Copy out exactly every line from the line containing "Transcribe the text in this document." until the records below end, inclusive of both boundary lines.

▶ **The data**
— start —

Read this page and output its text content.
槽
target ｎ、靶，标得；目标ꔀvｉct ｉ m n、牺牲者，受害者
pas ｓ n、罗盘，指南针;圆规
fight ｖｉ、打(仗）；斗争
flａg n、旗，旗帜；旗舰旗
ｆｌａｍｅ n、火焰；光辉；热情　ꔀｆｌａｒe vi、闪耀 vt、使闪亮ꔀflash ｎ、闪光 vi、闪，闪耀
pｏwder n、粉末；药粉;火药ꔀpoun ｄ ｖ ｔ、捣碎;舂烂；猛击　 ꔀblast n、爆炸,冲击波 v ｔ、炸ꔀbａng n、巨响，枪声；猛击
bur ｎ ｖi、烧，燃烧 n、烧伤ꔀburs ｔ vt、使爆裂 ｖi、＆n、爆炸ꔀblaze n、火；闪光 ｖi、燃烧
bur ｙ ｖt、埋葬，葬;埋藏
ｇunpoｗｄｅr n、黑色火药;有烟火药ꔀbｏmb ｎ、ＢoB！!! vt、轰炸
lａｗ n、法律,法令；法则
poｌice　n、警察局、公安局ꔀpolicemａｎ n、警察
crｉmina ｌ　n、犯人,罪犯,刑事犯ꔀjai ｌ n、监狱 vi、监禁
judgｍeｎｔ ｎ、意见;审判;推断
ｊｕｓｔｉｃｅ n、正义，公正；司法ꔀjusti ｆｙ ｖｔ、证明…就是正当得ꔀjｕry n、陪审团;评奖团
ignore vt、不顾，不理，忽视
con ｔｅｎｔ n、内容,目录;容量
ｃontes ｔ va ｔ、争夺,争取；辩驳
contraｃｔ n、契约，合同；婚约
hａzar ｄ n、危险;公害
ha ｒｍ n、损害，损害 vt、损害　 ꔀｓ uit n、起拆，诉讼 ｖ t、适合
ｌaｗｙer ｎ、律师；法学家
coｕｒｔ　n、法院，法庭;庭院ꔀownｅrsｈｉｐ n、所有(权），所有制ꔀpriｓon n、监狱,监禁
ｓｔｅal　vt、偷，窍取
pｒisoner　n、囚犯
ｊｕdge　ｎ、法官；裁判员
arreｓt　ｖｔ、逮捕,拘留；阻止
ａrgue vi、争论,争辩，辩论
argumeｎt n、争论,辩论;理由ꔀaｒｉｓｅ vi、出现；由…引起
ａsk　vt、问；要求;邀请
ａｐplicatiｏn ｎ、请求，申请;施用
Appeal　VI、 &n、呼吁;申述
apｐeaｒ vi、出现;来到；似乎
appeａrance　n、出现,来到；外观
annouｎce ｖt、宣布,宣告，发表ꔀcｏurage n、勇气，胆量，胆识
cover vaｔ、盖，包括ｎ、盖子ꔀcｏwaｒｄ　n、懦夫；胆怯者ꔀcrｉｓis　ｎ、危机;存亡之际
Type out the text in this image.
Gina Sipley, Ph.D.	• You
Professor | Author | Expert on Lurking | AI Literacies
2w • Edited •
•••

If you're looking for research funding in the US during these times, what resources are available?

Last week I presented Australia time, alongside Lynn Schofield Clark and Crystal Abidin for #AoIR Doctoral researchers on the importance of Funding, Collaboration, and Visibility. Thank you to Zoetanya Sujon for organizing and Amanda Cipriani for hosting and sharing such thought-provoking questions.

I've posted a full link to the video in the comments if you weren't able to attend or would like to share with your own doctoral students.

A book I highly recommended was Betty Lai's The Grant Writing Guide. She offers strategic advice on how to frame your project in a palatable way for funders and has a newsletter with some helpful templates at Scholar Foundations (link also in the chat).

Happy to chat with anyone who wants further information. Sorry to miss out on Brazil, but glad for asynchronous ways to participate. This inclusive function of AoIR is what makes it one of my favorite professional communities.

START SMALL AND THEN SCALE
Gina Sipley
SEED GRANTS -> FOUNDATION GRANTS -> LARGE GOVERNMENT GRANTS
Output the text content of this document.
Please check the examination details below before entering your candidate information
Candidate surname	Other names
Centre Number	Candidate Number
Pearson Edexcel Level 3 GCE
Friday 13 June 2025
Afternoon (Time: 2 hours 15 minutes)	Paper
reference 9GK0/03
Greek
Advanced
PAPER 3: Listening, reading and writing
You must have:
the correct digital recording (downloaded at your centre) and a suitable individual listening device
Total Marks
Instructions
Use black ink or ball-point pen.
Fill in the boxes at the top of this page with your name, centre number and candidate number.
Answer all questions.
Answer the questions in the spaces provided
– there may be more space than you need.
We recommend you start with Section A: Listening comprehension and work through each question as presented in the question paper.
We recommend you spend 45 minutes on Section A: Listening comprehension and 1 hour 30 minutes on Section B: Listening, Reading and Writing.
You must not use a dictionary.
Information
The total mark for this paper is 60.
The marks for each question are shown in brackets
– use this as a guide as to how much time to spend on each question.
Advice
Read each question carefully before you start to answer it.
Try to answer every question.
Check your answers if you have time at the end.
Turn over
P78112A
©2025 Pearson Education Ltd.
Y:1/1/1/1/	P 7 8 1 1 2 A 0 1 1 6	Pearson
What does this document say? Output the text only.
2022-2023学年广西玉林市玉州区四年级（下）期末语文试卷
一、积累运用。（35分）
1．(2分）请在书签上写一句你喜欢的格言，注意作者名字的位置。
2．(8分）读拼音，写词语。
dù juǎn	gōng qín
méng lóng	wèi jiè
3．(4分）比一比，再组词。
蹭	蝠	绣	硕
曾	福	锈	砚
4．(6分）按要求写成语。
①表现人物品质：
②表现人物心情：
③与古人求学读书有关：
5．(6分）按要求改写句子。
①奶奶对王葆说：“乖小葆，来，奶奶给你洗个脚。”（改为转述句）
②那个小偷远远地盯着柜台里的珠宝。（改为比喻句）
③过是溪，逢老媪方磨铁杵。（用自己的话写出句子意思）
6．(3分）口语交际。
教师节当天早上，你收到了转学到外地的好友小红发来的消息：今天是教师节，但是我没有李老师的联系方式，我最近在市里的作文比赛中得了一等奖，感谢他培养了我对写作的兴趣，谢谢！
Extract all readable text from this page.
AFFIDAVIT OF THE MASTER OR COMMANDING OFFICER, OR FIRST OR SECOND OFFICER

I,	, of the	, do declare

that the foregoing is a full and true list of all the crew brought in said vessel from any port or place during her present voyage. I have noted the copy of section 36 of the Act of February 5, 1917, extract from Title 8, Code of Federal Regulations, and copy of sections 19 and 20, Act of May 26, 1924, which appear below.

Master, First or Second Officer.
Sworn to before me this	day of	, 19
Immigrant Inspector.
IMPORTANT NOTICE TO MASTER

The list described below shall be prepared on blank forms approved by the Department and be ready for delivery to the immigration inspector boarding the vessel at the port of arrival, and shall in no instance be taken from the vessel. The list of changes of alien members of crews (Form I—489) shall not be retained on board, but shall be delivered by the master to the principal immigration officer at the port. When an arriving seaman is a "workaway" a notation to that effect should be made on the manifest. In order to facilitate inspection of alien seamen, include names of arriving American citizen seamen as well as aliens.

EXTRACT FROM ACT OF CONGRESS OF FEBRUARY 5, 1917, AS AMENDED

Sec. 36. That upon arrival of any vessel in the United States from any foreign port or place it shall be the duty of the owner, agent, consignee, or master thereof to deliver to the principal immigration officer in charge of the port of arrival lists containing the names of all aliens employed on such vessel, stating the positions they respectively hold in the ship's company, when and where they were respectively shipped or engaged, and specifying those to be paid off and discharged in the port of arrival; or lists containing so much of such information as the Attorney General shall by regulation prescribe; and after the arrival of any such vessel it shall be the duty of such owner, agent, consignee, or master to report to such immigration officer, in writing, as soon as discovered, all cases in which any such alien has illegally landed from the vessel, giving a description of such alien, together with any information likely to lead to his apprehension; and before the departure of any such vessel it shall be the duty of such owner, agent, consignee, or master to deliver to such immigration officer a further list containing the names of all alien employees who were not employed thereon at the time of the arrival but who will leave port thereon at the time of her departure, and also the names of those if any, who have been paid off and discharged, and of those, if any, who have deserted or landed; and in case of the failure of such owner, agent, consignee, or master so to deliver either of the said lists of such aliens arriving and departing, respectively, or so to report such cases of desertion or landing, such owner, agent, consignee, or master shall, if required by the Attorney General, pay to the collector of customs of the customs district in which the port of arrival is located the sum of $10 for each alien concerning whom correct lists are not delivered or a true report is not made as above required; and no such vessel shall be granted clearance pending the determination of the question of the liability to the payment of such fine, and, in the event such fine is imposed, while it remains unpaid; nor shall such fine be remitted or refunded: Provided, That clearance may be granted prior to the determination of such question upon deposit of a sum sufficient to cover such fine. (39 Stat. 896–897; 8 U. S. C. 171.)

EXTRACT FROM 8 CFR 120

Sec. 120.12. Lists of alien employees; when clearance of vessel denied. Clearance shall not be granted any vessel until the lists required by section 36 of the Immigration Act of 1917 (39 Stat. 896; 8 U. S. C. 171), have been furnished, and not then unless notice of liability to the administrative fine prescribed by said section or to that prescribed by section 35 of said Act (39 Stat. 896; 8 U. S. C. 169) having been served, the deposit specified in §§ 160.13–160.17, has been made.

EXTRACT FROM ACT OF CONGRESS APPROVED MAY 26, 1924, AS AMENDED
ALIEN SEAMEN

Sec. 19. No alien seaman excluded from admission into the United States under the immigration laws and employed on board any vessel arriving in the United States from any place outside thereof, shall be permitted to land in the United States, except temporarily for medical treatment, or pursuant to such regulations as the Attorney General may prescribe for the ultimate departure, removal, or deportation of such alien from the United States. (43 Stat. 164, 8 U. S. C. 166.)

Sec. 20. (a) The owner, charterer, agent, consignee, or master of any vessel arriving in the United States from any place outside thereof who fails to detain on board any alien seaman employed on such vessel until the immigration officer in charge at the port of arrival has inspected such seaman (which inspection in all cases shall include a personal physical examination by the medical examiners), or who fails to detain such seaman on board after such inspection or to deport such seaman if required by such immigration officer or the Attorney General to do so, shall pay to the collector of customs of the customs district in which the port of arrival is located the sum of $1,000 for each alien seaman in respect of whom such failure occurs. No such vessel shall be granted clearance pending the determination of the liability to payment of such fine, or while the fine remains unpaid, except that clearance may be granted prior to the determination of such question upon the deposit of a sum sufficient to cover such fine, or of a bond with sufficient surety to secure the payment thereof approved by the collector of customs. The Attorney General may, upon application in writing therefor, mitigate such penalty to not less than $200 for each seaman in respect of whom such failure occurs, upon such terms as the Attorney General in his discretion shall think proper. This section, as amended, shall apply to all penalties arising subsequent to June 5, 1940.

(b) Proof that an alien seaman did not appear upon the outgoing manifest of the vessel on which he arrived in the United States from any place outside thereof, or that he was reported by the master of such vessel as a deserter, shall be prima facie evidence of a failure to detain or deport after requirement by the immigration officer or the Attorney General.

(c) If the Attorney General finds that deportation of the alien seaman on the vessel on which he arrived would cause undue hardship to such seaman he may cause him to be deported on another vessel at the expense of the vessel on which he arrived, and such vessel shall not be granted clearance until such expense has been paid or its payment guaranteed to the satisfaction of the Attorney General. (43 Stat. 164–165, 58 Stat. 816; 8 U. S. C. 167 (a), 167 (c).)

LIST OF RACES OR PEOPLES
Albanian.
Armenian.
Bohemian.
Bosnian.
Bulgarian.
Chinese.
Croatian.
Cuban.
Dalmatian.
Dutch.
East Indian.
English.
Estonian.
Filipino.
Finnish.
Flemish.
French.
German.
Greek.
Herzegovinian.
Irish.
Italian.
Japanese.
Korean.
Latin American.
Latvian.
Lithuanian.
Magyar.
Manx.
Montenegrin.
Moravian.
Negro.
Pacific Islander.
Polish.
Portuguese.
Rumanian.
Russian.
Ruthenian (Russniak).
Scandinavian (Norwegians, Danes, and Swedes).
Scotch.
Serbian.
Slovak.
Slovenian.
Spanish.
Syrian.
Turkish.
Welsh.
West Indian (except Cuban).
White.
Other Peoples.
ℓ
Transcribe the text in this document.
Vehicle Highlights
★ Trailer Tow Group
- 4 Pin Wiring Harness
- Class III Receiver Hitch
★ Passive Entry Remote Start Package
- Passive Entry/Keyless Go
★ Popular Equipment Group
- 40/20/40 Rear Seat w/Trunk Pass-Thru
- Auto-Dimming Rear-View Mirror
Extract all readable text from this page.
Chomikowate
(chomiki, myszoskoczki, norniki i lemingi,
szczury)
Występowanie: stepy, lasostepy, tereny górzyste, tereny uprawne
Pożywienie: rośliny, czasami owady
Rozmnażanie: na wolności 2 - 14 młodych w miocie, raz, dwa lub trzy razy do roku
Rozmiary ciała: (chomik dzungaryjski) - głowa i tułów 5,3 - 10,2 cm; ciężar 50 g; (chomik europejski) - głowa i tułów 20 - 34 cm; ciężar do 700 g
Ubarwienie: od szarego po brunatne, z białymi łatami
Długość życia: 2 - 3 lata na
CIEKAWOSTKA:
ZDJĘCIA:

— end —

▶ **Written response**
Transcribe the text in this document.
Vehicle Highlights
★ Trailer Tow Group
- 4 Pin Wiring Harness
- Class III Receiver Hitch
★ Passive Entry Remote Start Package
- Passive Entry/Keyless Go
★ Popular Equipment Group
- 40/20/40 Rear Seat w/Trunk Pass-Thru
- Auto-Dimming Rear-View Mirror
Extract all readable text from this page.
Chomikowate
(chomiki, myszoskoczki, norniki i lemingi,
szczury)
Występowanie: stepy, lasostepy, tereny górzyste, tereny uprawne
Pożywienie: rośliny, czasami owady
Rozmnażanie: na wolności 2 - 14 młodych w miocie, raz, dwa lub trzy razy do roku
Rozmiary ciała: (chomik dzungaryjski) - głowa i tułów 5,3 - 10,2 cm; ciężar 50 g; (chomik europejski) - głowa i tułów 20 - 34 cm; ciężar do 700 g
Ubarwienie: od szarego po brunatne, z białymi łatami
Długość życia: 2 - 3 lata na
CIEKAWOSTKA:
ZDJĘCIA:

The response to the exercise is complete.